CHALLENGE: Images appear in the records below; leave them out and repeat everything else exactly.

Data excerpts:
[START]

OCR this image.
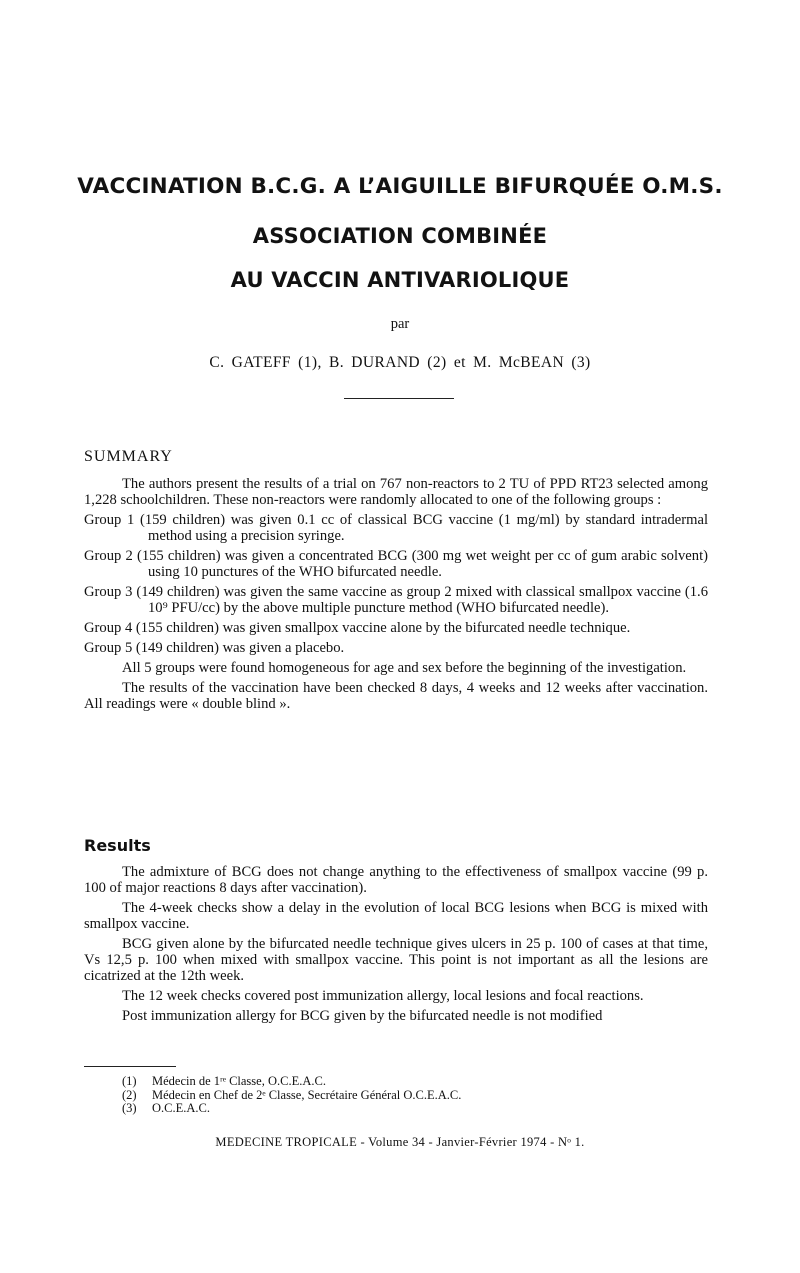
VACCINATION B.C.G. A L’AIGUILLE BIFURQUÉE O.M.S.
ASSOCIATION COMBINÉE
AU VACCIN ANTIVARIOLIQUE
par
C. GATEFF (1), B. DURAND (2) et M. McBEAN (3)
SUMMARY

The authors present the results of a trial on 767 non-reactors to 2 TU of PPD RT23 selected among 1,228 schoolchildren. These non-reactors were randomly allocated to one of the following groups :

Group 1 (159 children) was given 0.1 cc of classical BCG vaccine (1 mg/ml) by standard intradermal method using a precision syringe.

Group 2 (155 children) was given a concentrated BCG (300 mg wet weight per cc of gum arabic solvent) using 10 punctures of the WHO bifurcated needle.

Group 3 (149 children) was given the same vaccine as group 2 mixed with classical smallpox vaccine (1.6 10⁹ PFU/cc) by the above multiple puncture method (WHO bifurcated needle).

Group 4 (155 children) was given smallpox vaccine alone by the bifurcated needle technique.

Group 5 (149 children) was given a placebo.

All 5 groups were found homogeneous for age and sex before the beginning of the investigation.

The results of the vaccination have been checked 8 days, 4 weeks and 12 weeks after vaccination. All readings were « double blind ».

Results

The admixture of BCG does not change anything to the effectiveness of smallpox vaccine (99 p. 100 of major reactions 8 days after vaccination).

The 4-week checks show a delay in the evolution of local BCG lesions when BCG is mixed with smallpox vaccine.

BCG given alone by the bifurcated needle technique gives ulcers in 25 p. 100 of cases at that time, Vs 12,5 p. 100 when mixed with smallpox vaccine. This point is not important as all the lesions are cicatrized at the 12th week.

The 12 week checks covered post immunization allergy, local lesions and focal reactions.

Post immunization allergy for BCG given by the bifurcated needle is not modified

(1) Médecin de 1ʳᵉ Classe, O.C.E.A.C.
(2) Médecin en Chef de 2ᵉ Classe, Secrétaire Général O.C.E.A.C.
(3) O.C.E.A.C.
MEDECINE TROPICALE - Volume 34 - Janvier-Février 1974 - Nᵒ 1.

[END]

FINAL RESULT:
OCR this image.
VACCINATION B.C.G. A L’AIGUILLE BIFURQUÉE O.M.S.
ASSOCIATION COMBINÉE
AU VACCIN ANTIVARIOLIQUE
par
C. GATEFF (1), B. DURAND (2) et M. McBEAN (3)
SUMMARY

The authors present the results of a trial on 767 non-reactors to 2 TU of PPD RT23 selected among 1,228 schoolchildren. These non-reactors were randomly allocated to one of the following groups :

Group 1 (159 children) was given 0.1 cc of classical BCG vaccine (1 mg/ml) by standard intradermal method using a precision syringe.

Group 2 (155 children) was given a concentrated BCG (300 mg wet weight per cc of gum arabic solvent) using 10 punctures of the WHO bifurcated needle.

Group 3 (149 children) was given the same vaccine as group 2 mixed with classical smallpox vaccine (1.6 10⁹ PFU/cc) by the above multiple puncture method (WHO bifurcated needle).

Group 4 (155 children) was given smallpox vaccine alone by the bifurcated needle technique.

Group 5 (149 children) was given a placebo.

All 5 groups were found homogeneous for age and sex before the beginning of the investigation.

The results of the vaccination have been checked 8 days, 4 weeks and 12 weeks after vaccination. All readings were « double blind ».

Results

The admixture of BCG does not change anything to the effectiveness of smallpox vaccine (99 p. 100 of major reactions 8 days after vaccination).

The 4-week checks show a delay in the evolution of local BCG lesions when BCG is mixed with smallpox vaccine.

BCG given alone by the bifurcated needle technique gives ulcers in 25 p. 100 of cases at that time, Vs 12,5 p. 100 when mixed with smallpox vaccine. This point is not important as all the lesions are cicatrized at the 12th week.

The 12 week checks covered post immunization allergy, local lesions and focal reactions.

Post immunization allergy for BCG given by the bifurcated needle is not modified

(1) Médecin de 1ʳᵉ Classe, O.C.E.A.C.
(2) Médecin en Chef de 2ᵉ Classe, Secrétaire Général O.C.E.A.C.
(3) O.C.E.A.C.
MEDECINE TROPICALE - Volume 34 - Janvier-Février 1974 - Nᵒ 1.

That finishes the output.